-- WHAT THIS TASK INVOLVES --
Without including any pictures, copy each entry below exactly.

━━━━━━

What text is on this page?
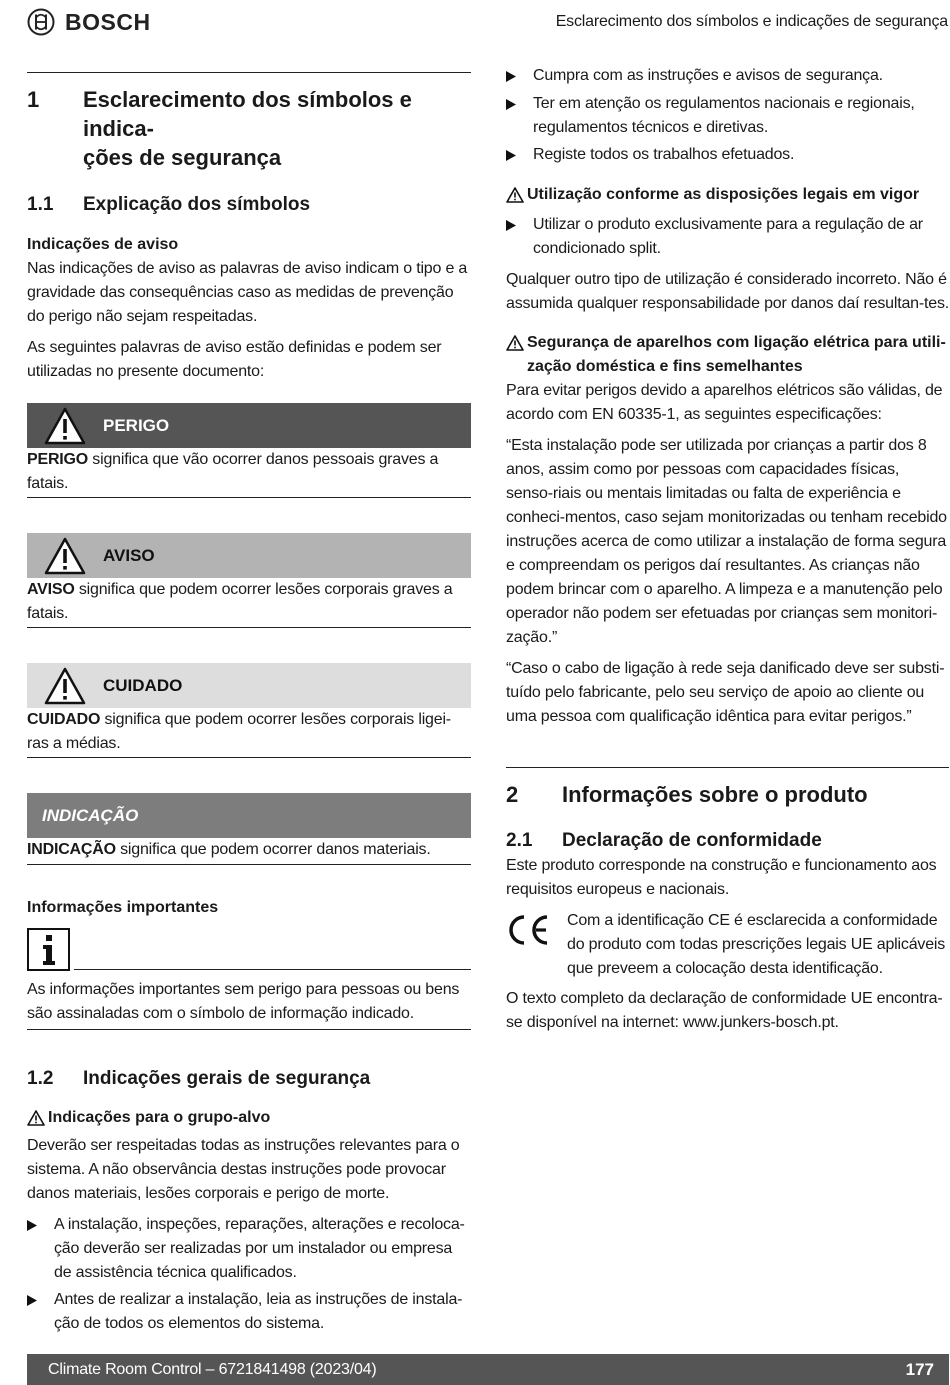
BOSCH	Esclarecimento dos símbolos e indicações de segurança
1	Esclarecimento dos símbolos e indica-
ções de segurança
1.1	Explicação dos símbolos
Indicações de aviso

Nas indicações de aviso as palavras de aviso indicam o tipo e a gravidade das consequências caso as medidas de prevenção do perigo não sejam respeitadas.

As seguintes palavras de aviso estão definidas e podem ser utilizadas no presente documento:

PERIGO

PERIGO significa que vão ocorrer danos pessoais graves a fatais.

AVISO

AVISO significa que podem ocorrer lesões corporais graves a fatais.

CUIDADO

CUIDADO significa que podem ocorrer lesões corporais ligei-ras a médias.

INDICAÇÃO

INDICAÇÃO significa que podem ocorrer danos materiais.

Informações importantes

As informações importantes sem perigo para pessoas ou bens são assinaladas com o símbolo de informação indicado.

1.2	Indicações gerais de segurança
Indicações para o grupo-alvo

Deverão ser respeitadas todas as instruções relevantes para o sistema. A não observância destas instruções pode provocar danos materiais, lesões corporais e perigo de morte.

A instalação, inspeções, reparações, alterações e recoloca-ção deverão ser realizadas por um instalador ou empresa de assistência técnica qualificados.
Antes de realizar a instalação, leia as instruções de instala-ção de todos os elementos do sistema.
Cumpra com as instruções e avisos de segurança.
Ter em atenção os regulamentos nacionais e regionais, regulamentos técnicos e diretivas.
Registe todos os trabalhos efetuados.
Utilização conforme as disposições legais em vigor
Utilizar o produto exclusivamente para a regulação de ar condicionado split.

Qualquer outro tipo de utilização é considerado incorreto. Não é assumida qualquer responsabilidade por danos daí resultan-tes.

Segurança de aparelhos com ligação elétrica para utili-zação doméstica e fins semelhantes

Para evitar perigos devido a aparelhos elétricos são válidas, de acordo com EN 60335-1, as seguintes especificações:

“Esta instalação pode ser utilizada por crianças a partir dos 8 anos, assim como por pessoas com capacidades físicas, senso-riais ou mentais limitadas ou falta de experiência e conheci-mentos, caso sejam monitorizadas ou tenham recebido instruções acerca de como utilizar a instalação de forma segura e compreendam os perigos daí resultantes. As crianças não podem brincar com o aparelho. A limpeza e a manutenção pelo operador não podem ser efetuadas por crianças sem monitori-zação.”

“Caso o cabo de ligação à rede seja danificado deve ser substi-tuído pelo fabricante, pelo seu serviço de apoio ao cliente ou uma pessoa com qualificação idêntica para evitar perigos.”

2	Informações sobre o produto
2.1	Declaração de conformidade

Este produto corresponde na construção e funcionamento aos requisitos europeus e nacionais.

Com a identificação CE é esclarecida a conformidade do produto com todas prescrições legais UE aplicáveis que preveem a colocação desta identificação.

O texto completo da declaração de conformidade UE encontra-se disponível na internet: www.junkers-bosch.pt.

Climate Room Control – 6721841498 (2023/04)	177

━━━━━━

-- FINAL RESULT --
What text is on this page?
BOSCH	Esclarecimento dos símbolos e indicações de segurança
1	Esclarecimento dos símbolos e indica-
ções de segurança
1.1	Explicação dos símbolos
Indicações de aviso

Nas indicações de aviso as palavras de aviso indicam o tipo e a gravidade das consequências caso as medidas de prevenção do perigo não sejam respeitadas.

As seguintes palavras de aviso estão definidas e podem ser utilizadas no presente documento:

PERIGO

PERIGO significa que vão ocorrer danos pessoais graves a fatais.

AVISO

AVISO significa que podem ocorrer lesões corporais graves a fatais.

CUIDADO

CUIDADO significa que podem ocorrer lesões corporais ligei-ras a médias.

INDICAÇÃO

INDICAÇÃO significa que podem ocorrer danos materiais.

Informações importantes

As informações importantes sem perigo para pessoas ou bens são assinaladas com o símbolo de informação indicado.

1.2	Indicações gerais de segurança
Indicações para o grupo-alvo

Deverão ser respeitadas todas as instruções relevantes para o sistema. A não observância destas instruções pode provocar danos materiais, lesões corporais e perigo de morte.

A instalação, inspeções, reparações, alterações e recoloca-ção deverão ser realizadas por um instalador ou empresa de assistência técnica qualificados.
Antes de realizar a instalação, leia as instruções de instala-ção de todos os elementos do sistema.
Cumpra com as instruções e avisos de segurança.
Ter em atenção os regulamentos nacionais e regionais, regulamentos técnicos e diretivas.
Registe todos os trabalhos efetuados.
Utilização conforme as disposições legais em vigor
Utilizar o produto exclusivamente para a regulação de ar condicionado split.

Qualquer outro tipo de utilização é considerado incorreto. Não é assumida qualquer responsabilidade por danos daí resultan-tes.

Segurança de aparelhos com ligação elétrica para utili-zação doméstica e fins semelhantes

Para evitar perigos devido a aparelhos elétricos são válidas, de acordo com EN 60335-1, as seguintes especificações:

“Esta instalação pode ser utilizada por crianças a partir dos 8 anos, assim como por pessoas com capacidades físicas, senso-riais ou mentais limitadas ou falta de experiência e conheci-mentos, caso sejam monitorizadas ou tenham recebido instruções acerca de como utilizar a instalação de forma segura e compreendam os perigos daí resultantes. As crianças não podem brincar com o aparelho. A limpeza e a manutenção pelo operador não podem ser efetuadas por crianças sem monitori-zação.”

“Caso o cabo de ligação à rede seja danificado deve ser substi-tuído pelo fabricante, pelo seu serviço de apoio ao cliente ou uma pessoa com qualificação idêntica para evitar perigos.”

2	Informações sobre o produto
2.1	Declaração de conformidade

Este produto corresponde na construção e funcionamento aos requisitos europeus e nacionais.

Com a identificação CE é esclarecida a conformidade do produto com todas prescrições legais UE aplicáveis que preveem a colocação desta identificação.

O texto completo da declaração de conformidade UE encontra-se disponível na internet: www.junkers-bosch.pt.

Climate Room Control – 6721841498 (2023/04)	177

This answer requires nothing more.